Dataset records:
········

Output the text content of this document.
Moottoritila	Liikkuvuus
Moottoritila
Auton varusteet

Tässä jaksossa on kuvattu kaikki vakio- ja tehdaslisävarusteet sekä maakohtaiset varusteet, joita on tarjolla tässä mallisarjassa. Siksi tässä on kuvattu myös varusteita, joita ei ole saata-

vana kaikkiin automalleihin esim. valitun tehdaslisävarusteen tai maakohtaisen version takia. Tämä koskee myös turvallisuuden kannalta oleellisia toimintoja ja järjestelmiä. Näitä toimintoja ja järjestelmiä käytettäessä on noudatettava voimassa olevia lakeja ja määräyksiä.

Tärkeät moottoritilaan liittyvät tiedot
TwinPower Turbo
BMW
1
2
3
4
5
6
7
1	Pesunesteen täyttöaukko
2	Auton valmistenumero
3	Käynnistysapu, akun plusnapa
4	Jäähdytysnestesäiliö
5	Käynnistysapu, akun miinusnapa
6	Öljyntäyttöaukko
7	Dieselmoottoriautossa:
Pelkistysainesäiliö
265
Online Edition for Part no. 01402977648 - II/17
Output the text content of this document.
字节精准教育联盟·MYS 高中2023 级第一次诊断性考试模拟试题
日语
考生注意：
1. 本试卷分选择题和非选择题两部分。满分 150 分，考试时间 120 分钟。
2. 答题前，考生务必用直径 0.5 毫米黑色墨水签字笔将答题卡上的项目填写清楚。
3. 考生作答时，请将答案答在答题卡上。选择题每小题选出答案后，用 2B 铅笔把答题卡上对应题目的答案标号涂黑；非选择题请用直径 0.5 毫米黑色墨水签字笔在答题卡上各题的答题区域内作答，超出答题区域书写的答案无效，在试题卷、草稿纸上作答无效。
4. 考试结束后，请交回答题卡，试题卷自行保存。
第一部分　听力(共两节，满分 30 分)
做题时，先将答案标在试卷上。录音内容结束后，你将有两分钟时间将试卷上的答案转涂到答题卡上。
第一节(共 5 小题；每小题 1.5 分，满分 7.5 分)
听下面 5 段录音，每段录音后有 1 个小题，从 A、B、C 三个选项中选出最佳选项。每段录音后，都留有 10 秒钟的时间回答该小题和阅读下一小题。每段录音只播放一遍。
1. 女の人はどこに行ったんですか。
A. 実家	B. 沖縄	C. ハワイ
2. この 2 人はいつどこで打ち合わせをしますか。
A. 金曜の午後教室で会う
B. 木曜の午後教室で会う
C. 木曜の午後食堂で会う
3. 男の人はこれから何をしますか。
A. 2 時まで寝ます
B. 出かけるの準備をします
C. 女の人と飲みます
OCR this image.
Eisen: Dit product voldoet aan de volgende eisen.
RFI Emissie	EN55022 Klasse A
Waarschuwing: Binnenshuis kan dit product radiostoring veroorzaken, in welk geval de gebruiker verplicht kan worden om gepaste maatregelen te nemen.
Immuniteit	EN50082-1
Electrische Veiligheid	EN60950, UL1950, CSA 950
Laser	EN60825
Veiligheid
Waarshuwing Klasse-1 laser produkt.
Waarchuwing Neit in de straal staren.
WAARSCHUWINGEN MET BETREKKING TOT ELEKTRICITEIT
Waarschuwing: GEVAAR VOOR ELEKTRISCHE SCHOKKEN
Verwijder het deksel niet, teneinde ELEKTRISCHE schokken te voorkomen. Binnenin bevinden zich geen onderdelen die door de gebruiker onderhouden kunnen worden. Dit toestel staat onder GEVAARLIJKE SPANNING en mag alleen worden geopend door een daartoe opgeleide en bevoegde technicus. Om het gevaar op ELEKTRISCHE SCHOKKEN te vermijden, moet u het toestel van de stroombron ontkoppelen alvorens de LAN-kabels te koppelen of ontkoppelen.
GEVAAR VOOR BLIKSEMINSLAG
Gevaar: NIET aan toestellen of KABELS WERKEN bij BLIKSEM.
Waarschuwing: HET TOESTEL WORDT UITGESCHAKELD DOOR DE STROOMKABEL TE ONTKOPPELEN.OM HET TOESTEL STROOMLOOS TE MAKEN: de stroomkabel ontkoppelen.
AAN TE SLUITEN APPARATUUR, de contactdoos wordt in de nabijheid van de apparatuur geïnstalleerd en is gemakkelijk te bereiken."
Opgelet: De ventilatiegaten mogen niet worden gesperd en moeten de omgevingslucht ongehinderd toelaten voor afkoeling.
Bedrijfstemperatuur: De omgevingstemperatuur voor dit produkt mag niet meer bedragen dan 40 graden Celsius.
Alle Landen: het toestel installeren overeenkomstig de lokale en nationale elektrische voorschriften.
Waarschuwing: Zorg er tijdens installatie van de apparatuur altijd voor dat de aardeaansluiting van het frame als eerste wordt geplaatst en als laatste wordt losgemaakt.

········

EXERCISE INSTRUCTIONS
Your task is to reproduce the whole listing exactly.

RIGHT ANSWER
Output the text content of this document.
Moottoritila	Liikkuvuus
Moottoritila
Auton varusteet

Tässä jaksossa on kuvattu kaikki vakio- ja tehdaslisävarusteet sekä maakohtaiset varusteet, joita on tarjolla tässä mallisarjassa. Siksi tässä on kuvattu myös varusteita, joita ei ole saata-

vana kaikkiin automalleihin esim. valitun tehdaslisävarusteen tai maakohtaisen version takia. Tämä koskee myös turvallisuuden kannalta oleellisia toimintoja ja järjestelmiä. Näitä toimintoja ja järjestelmiä käytettäessä on noudatettava voimassa olevia lakeja ja määräyksiä.

Tärkeät moottoritilaan liittyvät tiedot
TwinPower Turbo
BMW
1
2
3
4
5
6
7
1	Pesunesteen täyttöaukko
2	Auton valmistenumero
3	Käynnistysapu, akun plusnapa
4	Jäähdytysnestesäiliö
5	Käynnistysapu, akun miinusnapa
6	Öljyntäyttöaukko
7	Dieselmoottoriautossa:
Pelkistysainesäiliö
265
Online Edition for Part no. 01402977648 - II/17
Output the text content of this document.
字节精准教育联盟·MYS 高中2023 级第一次诊断性考试模拟试题
日语
考生注意：
1. 本试卷分选择题和非选择题两部分。满分 150 分，考试时间 120 分钟。
2. 答题前，考生务必用直径 0.5 毫米黑色墨水签字笔将答题卡上的项目填写清楚。
3. 考生作答时，请将答案答在答题卡上。选择题每小题选出答案后，用 2B 铅笔把答题卡上对应题目的答案标号涂黑；非选择题请用直径 0.5 毫米黑色墨水签字笔在答题卡上各题的答题区域内作答，超出答题区域书写的答案无效，在试题卷、草稿纸上作答无效。
4. 考试结束后，请交回答题卡，试题卷自行保存。
第一部分　听力(共两节，满分 30 分)
做题时，先将答案标在试卷上。录音内容结束后，你将有两分钟时间将试卷上的答案转涂到答题卡上。
第一节(共 5 小题；每小题 1.5 分，满分 7.5 分)
听下面 5 段录音，每段录音后有 1 个小题，从 A、B、C 三个选项中选出最佳选项。每段录音后，都留有 10 秒钟的时间回答该小题和阅读下一小题。每段录音只播放一遍。
1. 女の人はどこに行ったんですか。
A. 実家	B. 沖縄	C. ハワイ
2. この 2 人はいつどこで打ち合わせをしますか。
A. 金曜の午後教室で会う
B. 木曜の午後教室で会う
C. 木曜の午後食堂で会う
3. 男の人はこれから何をしますか。
A. 2 時まで寝ます
B. 出かけるの準備をします
C. 女の人と飲みます
OCR this image.
Eisen: Dit product voldoet aan de volgende eisen.
RFI Emissie	EN55022 Klasse A
Waarschuwing: Binnenshuis kan dit product radiostoring veroorzaken, in welk geval de gebruiker verplicht kan worden om gepaste maatregelen te nemen.
Immuniteit	EN50082-1
Electrische Veiligheid	EN60950, UL1950, CSA 950
Laser	EN60825
Veiligheid
Waarshuwing Klasse-1 laser produkt.
Waarchuwing Neit in de straal staren.
WAARSCHUWINGEN MET BETREKKING TOT ELEKTRICITEIT
Waarschuwing: GEVAAR VOOR ELEKTRISCHE SCHOKKEN
Verwijder het deksel niet, teneinde ELEKTRISCHE schokken te voorkomen. Binnenin bevinden zich geen onderdelen die door de gebruiker onderhouden kunnen worden. Dit toestel staat onder GEVAARLIJKE SPANNING en mag alleen worden geopend door een daartoe opgeleide en bevoegde technicus. Om het gevaar op ELEKTRISCHE SCHOKKEN te vermijden, moet u het toestel van de stroombron ontkoppelen alvorens de LAN-kabels te koppelen of ontkoppelen.
GEVAAR VOOR BLIKSEMINSLAG
Gevaar: NIET aan toestellen of KABELS WERKEN bij BLIKSEM.
Waarschuwing: HET TOESTEL WORDT UITGESCHAKELD DOOR DE STROOMKABEL TE ONTKOPPELEN.OM HET TOESTEL STROOMLOOS TE MAKEN: de stroomkabel ontkoppelen.
AAN TE SLUITEN APPARATUUR, de contactdoos wordt in de nabijheid van de apparatuur geïnstalleerd en is gemakkelijk te bereiken."
Opgelet: De ventilatiegaten mogen niet worden gesperd en moeten de omgevingslucht ongehinderd toelaten voor afkoeling.
Bedrijfstemperatuur: De omgevingstemperatuur voor dit produkt mag niet meer bedragen dan 40 graden Celsius.
Alle Landen: het toestel installeren overeenkomstig de lokale en nationale elektrische voorschriften.
Waarschuwing: Zorg er tijdens installatie van de apparatuur altijd voor dat de aardeaansluiting van het frame als eerste wordt geplaatst en als laatste wordt losgemaakt.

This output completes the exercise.